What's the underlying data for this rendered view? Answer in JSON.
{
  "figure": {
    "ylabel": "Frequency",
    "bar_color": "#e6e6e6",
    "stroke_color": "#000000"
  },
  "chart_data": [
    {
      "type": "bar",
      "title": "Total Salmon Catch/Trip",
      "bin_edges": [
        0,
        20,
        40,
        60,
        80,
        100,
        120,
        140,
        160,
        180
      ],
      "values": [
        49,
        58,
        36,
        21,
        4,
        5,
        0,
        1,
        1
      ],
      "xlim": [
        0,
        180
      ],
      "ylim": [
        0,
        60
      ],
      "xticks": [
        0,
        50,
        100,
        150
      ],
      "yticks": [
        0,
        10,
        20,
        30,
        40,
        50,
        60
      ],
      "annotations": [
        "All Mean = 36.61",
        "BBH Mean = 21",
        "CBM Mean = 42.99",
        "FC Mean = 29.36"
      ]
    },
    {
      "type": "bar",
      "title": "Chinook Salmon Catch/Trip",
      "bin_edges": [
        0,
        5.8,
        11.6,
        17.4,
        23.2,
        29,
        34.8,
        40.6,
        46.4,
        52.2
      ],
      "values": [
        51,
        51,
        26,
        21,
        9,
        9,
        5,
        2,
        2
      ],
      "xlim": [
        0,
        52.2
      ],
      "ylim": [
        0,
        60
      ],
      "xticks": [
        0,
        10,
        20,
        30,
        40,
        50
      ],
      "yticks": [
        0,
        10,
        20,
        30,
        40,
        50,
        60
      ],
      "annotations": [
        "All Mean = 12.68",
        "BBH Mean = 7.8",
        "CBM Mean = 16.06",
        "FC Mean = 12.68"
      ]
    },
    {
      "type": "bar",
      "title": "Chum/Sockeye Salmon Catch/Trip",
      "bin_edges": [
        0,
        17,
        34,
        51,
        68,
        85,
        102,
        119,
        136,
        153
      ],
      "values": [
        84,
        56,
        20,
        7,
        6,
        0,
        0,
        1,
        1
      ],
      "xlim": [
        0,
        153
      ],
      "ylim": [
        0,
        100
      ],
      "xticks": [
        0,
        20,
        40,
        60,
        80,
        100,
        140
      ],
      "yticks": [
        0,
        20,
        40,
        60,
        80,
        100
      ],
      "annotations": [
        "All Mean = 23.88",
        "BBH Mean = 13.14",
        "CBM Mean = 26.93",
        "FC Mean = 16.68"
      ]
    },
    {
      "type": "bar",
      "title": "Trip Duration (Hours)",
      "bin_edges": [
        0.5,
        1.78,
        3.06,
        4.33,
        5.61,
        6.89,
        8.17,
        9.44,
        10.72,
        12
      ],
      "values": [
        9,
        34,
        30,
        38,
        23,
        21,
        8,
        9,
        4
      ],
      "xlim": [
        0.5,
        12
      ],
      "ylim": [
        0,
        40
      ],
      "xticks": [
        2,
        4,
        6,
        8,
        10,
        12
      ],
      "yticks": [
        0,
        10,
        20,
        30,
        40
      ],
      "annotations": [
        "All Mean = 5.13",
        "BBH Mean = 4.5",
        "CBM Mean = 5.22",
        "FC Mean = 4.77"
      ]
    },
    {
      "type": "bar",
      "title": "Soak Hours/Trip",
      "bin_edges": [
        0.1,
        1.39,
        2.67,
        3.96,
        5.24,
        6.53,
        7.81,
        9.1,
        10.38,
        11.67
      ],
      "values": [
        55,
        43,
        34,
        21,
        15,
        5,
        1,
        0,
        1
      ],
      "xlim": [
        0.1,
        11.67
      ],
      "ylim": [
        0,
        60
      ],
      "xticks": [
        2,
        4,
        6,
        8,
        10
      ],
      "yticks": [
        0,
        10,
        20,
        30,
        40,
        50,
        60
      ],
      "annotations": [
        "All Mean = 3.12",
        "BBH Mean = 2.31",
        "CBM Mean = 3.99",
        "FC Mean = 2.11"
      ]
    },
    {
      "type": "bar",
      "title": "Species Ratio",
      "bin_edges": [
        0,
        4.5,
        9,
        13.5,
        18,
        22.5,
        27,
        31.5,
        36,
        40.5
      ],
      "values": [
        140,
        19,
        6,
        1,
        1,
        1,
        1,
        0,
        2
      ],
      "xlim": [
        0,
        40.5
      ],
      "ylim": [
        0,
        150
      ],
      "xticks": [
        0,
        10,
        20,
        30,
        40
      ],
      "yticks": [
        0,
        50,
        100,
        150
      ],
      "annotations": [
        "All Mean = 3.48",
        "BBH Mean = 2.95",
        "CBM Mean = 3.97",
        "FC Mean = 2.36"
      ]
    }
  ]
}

:::

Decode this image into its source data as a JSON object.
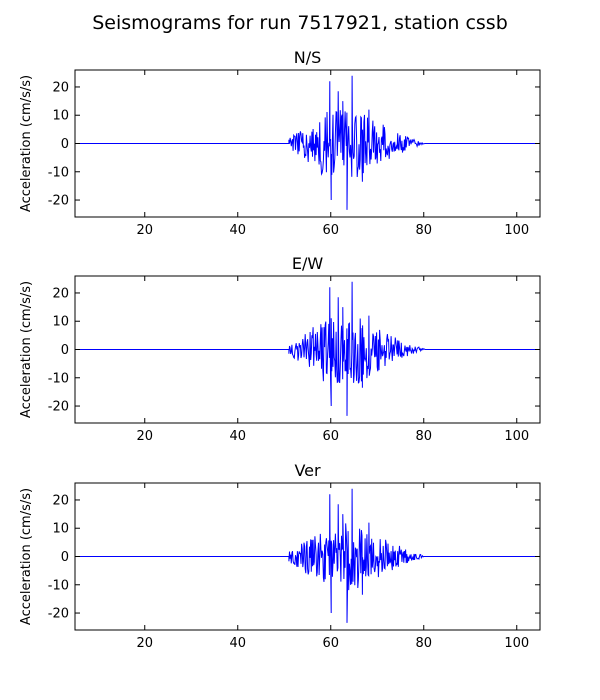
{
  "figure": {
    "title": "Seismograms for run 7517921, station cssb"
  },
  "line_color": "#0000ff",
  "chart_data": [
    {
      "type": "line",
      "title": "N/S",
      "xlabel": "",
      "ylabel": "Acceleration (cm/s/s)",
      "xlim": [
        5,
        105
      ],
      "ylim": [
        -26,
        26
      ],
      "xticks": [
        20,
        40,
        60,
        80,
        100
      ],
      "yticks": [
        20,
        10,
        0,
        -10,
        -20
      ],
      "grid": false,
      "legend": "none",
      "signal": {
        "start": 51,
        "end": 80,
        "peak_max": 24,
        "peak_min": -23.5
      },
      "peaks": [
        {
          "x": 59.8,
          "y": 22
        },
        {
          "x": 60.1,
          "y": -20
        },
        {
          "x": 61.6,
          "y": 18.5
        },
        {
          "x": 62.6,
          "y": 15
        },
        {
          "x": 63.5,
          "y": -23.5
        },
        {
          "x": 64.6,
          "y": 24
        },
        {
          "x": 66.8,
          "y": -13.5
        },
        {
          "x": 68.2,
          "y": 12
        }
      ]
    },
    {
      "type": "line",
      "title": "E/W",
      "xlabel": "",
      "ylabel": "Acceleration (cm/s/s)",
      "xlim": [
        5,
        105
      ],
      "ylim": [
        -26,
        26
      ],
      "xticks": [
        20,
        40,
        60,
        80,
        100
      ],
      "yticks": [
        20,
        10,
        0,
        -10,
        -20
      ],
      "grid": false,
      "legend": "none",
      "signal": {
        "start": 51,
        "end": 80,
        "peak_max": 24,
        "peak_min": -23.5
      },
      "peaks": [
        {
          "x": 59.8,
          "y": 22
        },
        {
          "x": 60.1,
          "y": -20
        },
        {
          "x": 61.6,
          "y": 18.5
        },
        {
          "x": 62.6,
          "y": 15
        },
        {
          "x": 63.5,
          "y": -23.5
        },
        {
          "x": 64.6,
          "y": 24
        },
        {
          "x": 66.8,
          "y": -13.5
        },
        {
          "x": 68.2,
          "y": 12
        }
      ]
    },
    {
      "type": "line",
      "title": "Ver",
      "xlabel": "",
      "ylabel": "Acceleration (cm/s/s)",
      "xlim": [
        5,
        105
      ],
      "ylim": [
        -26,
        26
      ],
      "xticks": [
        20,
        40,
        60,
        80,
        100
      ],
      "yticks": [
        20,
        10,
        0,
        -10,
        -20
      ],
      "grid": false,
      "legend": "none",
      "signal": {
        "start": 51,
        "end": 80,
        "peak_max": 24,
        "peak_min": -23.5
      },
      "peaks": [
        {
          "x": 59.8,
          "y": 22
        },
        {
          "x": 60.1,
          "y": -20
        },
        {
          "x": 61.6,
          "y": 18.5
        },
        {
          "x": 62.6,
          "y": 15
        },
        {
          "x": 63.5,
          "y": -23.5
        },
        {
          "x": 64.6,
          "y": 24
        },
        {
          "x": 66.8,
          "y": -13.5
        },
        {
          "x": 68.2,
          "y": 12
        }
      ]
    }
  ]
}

:::

**What needs to be done:** Choose all lines containing the string "Catch" and copy them out.

**Output:**
      "title": "Total Salmon Catch/Trip",
      "title": "Chinook Salmon Catch/Trip",
      "title": "Chum/Sockeye Salmon Catch/Trip",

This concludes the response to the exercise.